Set exercise:
Each line in the entries below that holds the string "deje" is to be listed.

(Data entries)
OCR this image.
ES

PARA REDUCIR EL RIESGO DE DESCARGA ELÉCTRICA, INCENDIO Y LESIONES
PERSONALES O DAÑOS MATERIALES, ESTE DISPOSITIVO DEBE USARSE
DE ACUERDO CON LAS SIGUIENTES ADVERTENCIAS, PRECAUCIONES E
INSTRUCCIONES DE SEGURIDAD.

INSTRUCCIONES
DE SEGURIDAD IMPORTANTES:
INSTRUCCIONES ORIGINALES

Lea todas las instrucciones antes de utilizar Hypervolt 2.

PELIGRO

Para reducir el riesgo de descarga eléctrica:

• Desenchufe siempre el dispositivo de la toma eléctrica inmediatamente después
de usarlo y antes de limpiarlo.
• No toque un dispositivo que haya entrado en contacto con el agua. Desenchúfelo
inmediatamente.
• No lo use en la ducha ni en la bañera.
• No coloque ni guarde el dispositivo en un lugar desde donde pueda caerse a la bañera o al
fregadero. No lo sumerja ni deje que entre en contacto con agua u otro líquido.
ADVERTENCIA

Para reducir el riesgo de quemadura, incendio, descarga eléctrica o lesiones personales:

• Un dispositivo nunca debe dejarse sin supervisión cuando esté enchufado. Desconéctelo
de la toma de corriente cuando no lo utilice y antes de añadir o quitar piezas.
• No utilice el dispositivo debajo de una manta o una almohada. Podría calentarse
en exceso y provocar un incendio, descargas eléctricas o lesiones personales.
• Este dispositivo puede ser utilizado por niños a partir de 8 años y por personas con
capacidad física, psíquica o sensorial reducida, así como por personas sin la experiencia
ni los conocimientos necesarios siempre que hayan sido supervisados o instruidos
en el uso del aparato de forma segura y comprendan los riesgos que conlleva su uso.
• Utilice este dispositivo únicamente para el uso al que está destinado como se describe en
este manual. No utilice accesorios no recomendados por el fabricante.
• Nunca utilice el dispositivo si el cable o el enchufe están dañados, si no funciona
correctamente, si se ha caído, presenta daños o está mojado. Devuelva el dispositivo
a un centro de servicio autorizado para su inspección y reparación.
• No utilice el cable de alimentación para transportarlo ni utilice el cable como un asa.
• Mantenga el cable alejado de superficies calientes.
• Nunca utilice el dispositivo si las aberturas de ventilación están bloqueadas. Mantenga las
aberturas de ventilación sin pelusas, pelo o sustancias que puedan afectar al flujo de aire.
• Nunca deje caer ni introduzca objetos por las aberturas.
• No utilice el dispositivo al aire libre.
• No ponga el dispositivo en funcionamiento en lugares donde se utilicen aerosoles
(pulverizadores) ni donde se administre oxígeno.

Result of the task:
fregadero. No lo sumerja ni deje que entre en contacto con agua u otro líquido.
• Nunca deje caer ni introduzca objetos por las aberturas.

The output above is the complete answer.